TASK TO CARRY OUT>
Identify the lines that contain the word "vain" and copy each one.

DATA SHOWN>
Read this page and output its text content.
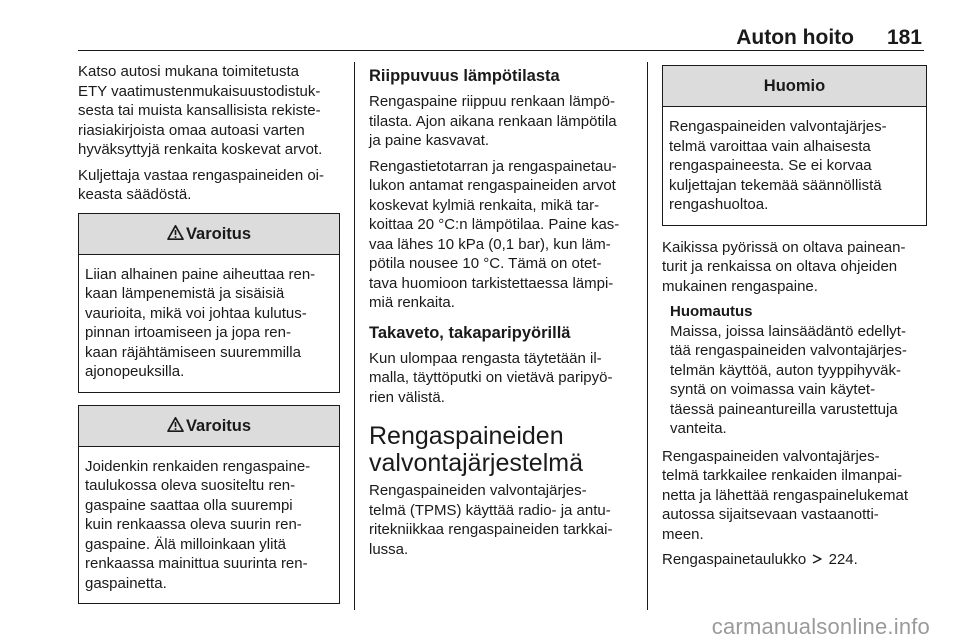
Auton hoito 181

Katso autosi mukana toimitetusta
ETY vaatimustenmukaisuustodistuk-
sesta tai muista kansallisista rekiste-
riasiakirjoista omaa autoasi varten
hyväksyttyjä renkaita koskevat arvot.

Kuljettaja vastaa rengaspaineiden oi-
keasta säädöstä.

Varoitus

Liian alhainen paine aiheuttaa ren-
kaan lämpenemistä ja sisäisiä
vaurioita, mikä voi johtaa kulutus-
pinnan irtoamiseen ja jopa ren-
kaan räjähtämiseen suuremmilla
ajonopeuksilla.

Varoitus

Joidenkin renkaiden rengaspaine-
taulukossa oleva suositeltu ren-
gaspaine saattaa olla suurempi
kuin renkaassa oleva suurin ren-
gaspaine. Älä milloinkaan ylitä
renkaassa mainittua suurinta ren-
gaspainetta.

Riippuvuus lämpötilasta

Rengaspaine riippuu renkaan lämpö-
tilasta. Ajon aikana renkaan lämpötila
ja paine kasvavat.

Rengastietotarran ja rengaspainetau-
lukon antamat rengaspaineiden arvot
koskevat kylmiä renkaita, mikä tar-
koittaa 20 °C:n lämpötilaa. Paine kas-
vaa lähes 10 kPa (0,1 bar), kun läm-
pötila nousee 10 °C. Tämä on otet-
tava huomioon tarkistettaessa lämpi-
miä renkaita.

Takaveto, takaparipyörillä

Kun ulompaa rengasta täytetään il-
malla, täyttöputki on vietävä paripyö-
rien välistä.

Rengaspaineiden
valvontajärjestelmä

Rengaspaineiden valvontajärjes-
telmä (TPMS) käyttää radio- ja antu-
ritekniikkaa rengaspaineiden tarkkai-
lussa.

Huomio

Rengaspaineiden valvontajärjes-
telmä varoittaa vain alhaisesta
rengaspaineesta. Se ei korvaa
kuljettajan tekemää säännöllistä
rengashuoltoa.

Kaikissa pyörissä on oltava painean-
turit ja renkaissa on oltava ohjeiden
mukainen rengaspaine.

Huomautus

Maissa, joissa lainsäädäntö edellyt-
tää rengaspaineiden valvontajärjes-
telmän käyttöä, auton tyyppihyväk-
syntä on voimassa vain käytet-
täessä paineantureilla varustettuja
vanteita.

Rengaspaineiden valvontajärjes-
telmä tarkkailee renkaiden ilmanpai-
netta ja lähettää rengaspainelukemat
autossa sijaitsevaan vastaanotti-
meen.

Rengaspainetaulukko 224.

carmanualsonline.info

RESULT OF THIS TASK>
telmä varoittaa vain alhaisesta
syntä on voimassa vain käytet-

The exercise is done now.